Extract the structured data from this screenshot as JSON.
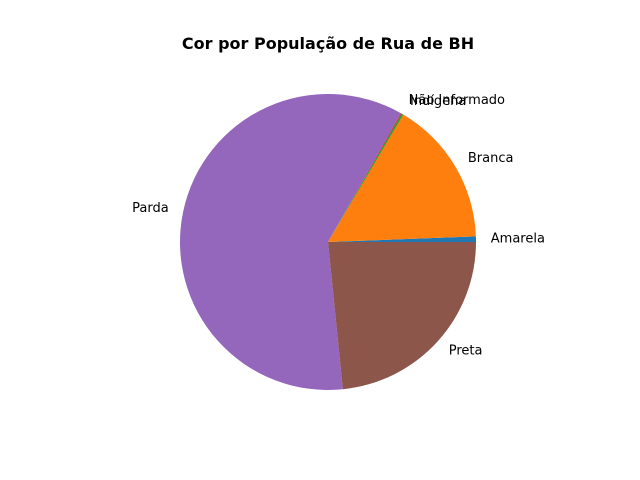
{
  "chart_data": {
    "type": "pie",
    "title": "Cor por População de Rua de BH",
    "start_angle_deg": 0,
    "direction": "counterclockwise",
    "labels": [
      "Amarela",
      "Branca",
      "Indígena",
      "Não Informado",
      "Parda",
      "Preta"
    ],
    "values": [
      0.6,
      15.9,
      0.2,
      0.1,
      59.8,
      23.4
    ],
    "colors": [
      "#1f77b4",
      "#ff7f0e",
      "#2ca02c",
      "#d62728",
      "#9467bd",
      "#8c564b"
    ],
    "legend": "none",
    "slice_labels": "outside"
  }
}
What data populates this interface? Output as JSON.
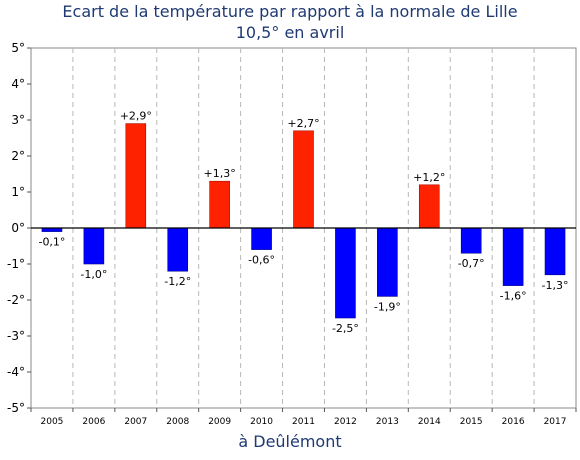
{
  "chart_data": {
    "type": "bar",
    "title": "Ecart de la température par rapport à la normale de Lille",
    "subtitle": "10,5° en avril",
    "xlabel": "à Deûlémont",
    "ylabel": "",
    "categories": [
      "2005",
      "2006",
      "2007",
      "2008",
      "2009",
      "2010",
      "2011",
      "2012",
      "2013",
      "2014",
      "2015",
      "2016",
      "2017"
    ],
    "values": [
      -0.1,
      -1.0,
      2.9,
      -1.2,
      1.3,
      -0.6,
      2.7,
      -2.5,
      -1.9,
      1.2,
      -0.7,
      -1.6,
      -1.3
    ],
    "data_labels": [
      "-0,1°",
      "-1,0°",
      "+2,9°",
      "-1,2°",
      "+1,3°",
      "-0,6°",
      "+2,7°",
      "-2,5°",
      "-1,9°",
      "+1,2°",
      "-0,7°",
      "-1,6°",
      "-1,3°"
    ],
    "ylim": [
      -5,
      5
    ],
    "yticks": [
      5,
      4,
      3,
      2,
      1,
      0,
      -1,
      -2,
      -3,
      -4,
      -5
    ],
    "ytick_labels": [
      "5°",
      "4°",
      "3°",
      "2°",
      "1°",
      "0°",
      "-1°",
      "-2°",
      "-3°",
      "-4°",
      "-5°"
    ],
    "grid": true,
    "colors": {
      "positive": "#ff2200",
      "negative": "#0000ff",
      "title": "#1f3a73"
    }
  }
}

★ ★ ★ ★ ★

## GOAL:
Exclude the pictures and transcribe all of the entries exactly.

## OUTPUT FOR THIS TASK:
Extract the structured data from this screenshot as JSON.
{
  "chart_data": {
    "type": "pie",
    "title": "Cor por População de Rua de BH",
    "start_angle_deg": 0,
    "direction": "counterclockwise",
    "labels": [
      "Amarela",
      "Branca",
      "Indígena",
      "Não Informado",
      "Parda",
      "Preta"
    ],
    "values": [
      0.6,
      15.9,
      0.2,
      0.1,
      59.8,
      23.4
    ],
    "colors": [
      "#1f77b4",
      "#ff7f0e",
      "#2ca02c",
      "#d62728",
      "#9467bd",
      "#8c564b"
    ],
    "legend": "none",
    "slice_labels": "outside"
  }
}
What data populates this interface? Output as JSON.
{
  "chart_data": {
    "type": "bar",
    "title": "Ecart de la température par rapport à la normale de Lille",
    "subtitle": "10,5° en avril",
    "xlabel": "à Deûlémont",
    "ylabel": "",
    "categories": [
      "2005",
      "2006",
      "2007",
      "2008",
      "2009",
      "2010",
      "2011",
      "2012",
      "2013",
      "2014",
      "2015",
      "2016",
      "2017"
    ],
    "values": [
      -0.1,
      -1.0,
      2.9,
      -1.2,
      1.3,
      -0.6,
      2.7,
      -2.5,
      -1.9,
      1.2,
      -0.7,
      -1.6,
      -1.3
    ],
    "data_labels": [
      "-0,1°",
      "-1,0°",
      "+2,9°",
      "-1,2°",
      "+1,3°",
      "-0,6°",
      "+2,7°",
      "-2,5°",
      "-1,9°",
      "+1,2°",
      "-0,7°",
      "-1,6°",
      "-1,3°"
    ],
    "ylim": [
      -5,
      5
    ],
    "yticks": [
      5,
      4,
      3,
      2,
      1,
      0,
      -1,
      -2,
      -3,
      -4,
      -5
    ],
    "ytick_labels": [
      "5°",
      "4°",
      "3°",
      "2°",
      "1°",
      "0°",
      "-1°",
      "-2°",
      "-3°",
      "-4°",
      "-5°"
    ],
    "grid": true,
    "colors": {
      "positive": "#ff2200",
      "negative": "#0000ff",
      "title": "#1f3a73"
    }
  }
}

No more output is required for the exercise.